* [What you are asked to do]
Repeat the entire listing exactly as written.
— start Data shown —
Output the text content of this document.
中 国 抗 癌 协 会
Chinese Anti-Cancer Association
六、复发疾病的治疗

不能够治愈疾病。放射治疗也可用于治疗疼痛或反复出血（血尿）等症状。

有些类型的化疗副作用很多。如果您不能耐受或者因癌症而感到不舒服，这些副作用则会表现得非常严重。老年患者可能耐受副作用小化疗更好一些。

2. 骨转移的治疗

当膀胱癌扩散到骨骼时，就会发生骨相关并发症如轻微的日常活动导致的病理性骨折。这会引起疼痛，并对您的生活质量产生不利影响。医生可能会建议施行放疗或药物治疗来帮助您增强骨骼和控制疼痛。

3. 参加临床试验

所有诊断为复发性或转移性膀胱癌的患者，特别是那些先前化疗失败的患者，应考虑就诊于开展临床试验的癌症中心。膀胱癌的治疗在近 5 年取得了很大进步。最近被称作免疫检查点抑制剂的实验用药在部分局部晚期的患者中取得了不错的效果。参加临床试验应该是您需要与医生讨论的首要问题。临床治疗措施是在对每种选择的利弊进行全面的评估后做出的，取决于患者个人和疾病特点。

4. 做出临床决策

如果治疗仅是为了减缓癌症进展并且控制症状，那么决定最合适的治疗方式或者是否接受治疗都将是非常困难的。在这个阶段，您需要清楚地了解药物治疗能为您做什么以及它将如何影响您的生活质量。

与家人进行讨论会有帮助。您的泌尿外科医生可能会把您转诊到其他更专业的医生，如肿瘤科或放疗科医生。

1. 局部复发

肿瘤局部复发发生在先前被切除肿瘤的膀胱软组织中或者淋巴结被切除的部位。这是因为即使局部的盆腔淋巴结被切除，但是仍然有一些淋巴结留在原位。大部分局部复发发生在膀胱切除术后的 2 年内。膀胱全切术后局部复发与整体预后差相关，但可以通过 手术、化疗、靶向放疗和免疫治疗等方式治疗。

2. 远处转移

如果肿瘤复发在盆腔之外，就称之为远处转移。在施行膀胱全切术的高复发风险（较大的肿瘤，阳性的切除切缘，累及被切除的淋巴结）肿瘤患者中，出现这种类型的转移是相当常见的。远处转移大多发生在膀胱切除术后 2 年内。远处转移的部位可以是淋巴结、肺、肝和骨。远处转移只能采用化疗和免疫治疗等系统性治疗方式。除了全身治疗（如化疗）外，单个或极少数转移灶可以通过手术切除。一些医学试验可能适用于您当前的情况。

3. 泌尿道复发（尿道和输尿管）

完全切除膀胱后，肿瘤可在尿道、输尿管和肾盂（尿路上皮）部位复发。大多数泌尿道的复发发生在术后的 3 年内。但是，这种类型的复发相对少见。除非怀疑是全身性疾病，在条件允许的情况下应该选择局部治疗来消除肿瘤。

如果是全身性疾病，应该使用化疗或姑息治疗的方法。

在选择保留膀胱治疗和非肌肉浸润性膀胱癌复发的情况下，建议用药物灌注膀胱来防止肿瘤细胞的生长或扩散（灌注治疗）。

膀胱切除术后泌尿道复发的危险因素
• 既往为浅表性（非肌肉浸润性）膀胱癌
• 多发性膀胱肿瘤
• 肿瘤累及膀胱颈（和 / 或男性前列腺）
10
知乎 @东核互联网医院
— end Data shown —
* [Reply to the exercise]
Output the text content of this document.
中 国 抗 癌 协 会
Chinese Anti-Cancer Association
六、复发疾病的治疗

不能够治愈疾病。放射治疗也可用于治疗疼痛或反复出血（血尿）等症状。

有些类型的化疗副作用很多。如果您不能耐受或者因癌症而感到不舒服，这些副作用则会表现得非常严重。老年患者可能耐受副作用小化疗更好一些。

2. 骨转移的治疗

当膀胱癌扩散到骨骼时，就会发生骨相关并发症如轻微的日常活动导致的病理性骨折。这会引起疼痛，并对您的生活质量产生不利影响。医生可能会建议施行放疗或药物治疗来帮助您增强骨骼和控制疼痛。

3. 参加临床试验

所有诊断为复发性或转移性膀胱癌的患者，特别是那些先前化疗失败的患者，应考虑就诊于开展临床试验的癌症中心。膀胱癌的治疗在近 5 年取得了很大进步。最近被称作免疫检查点抑制剂的实验用药在部分局部晚期的患者中取得了不错的效果。参加临床试验应该是您需要与医生讨论的首要问题。临床治疗措施是在对每种选择的利弊进行全面的评估后做出的，取决于患者个人和疾病特点。

4. 做出临床决策

如果治疗仅是为了减缓癌症进展并且控制症状，那么决定最合适的治疗方式或者是否接受治疗都将是非常困难的。在这个阶段，您需要清楚地了解药物治疗能为您做什么以及它将如何影响您的生活质量。

与家人进行讨论会有帮助。您的泌尿外科医生可能会把您转诊到其他更专业的医生，如肿瘤科或放疗科医生。

1. 局部复发

肿瘤局部复发发生在先前被切除肿瘤的膀胱软组织中或者淋巴结被切除的部位。这是因为即使局部的盆腔淋巴结被切除，但是仍然有一些淋巴结留在原位。大部分局部复发发生在膀胱切除术后的 2 年内。膀胱全切术后局部复发与整体预后差相关，但可以通过 手术、化疗、靶向放疗和免疫治疗等方式治疗。

2. 远处转移

如果肿瘤复发在盆腔之外，就称之为远处转移。在施行膀胱全切术的高复发风险（较大的肿瘤，阳性的切除切缘，累及被切除的淋巴结）肿瘤患者中，出现这种类型的转移是相当常见的。远处转移大多发生在膀胱切除术后 2 年内。远处转移的部位可以是淋巴结、肺、肝和骨。远处转移只能采用化疗和免疫治疗等系统性治疗方式。除了全身治疗（如化疗）外，单个或极少数转移灶可以通过手术切除。一些医学试验可能适用于您当前的情况。

3. 泌尿道复发（尿道和输尿管）

完全切除膀胱后，肿瘤可在尿道、输尿管和肾盂（尿路上皮）部位复发。大多数泌尿道的复发发生在术后的 3 年内。但是，这种类型的复发相对少见。除非怀疑是全身性疾病，在条件允许的情况下应该选择局部治疗来消除肿瘤。

如果是全身性疾病，应该使用化疗或姑息治疗的方法。

在选择保留膀胱治疗和非肌肉浸润性膀胱癌复发的情况下，建议用药物灌注膀胱来防止肿瘤细胞的生长或扩散（灌注治疗）。

膀胱切除术后泌尿道复发的危险因素
• 既往为浅表性（非肌肉浸润性）膀胱癌
• 多发性膀胱肿瘤
• 肿瘤累及膀胱颈（和 / 或男性前列腺）
10
知乎 @东核互联网医院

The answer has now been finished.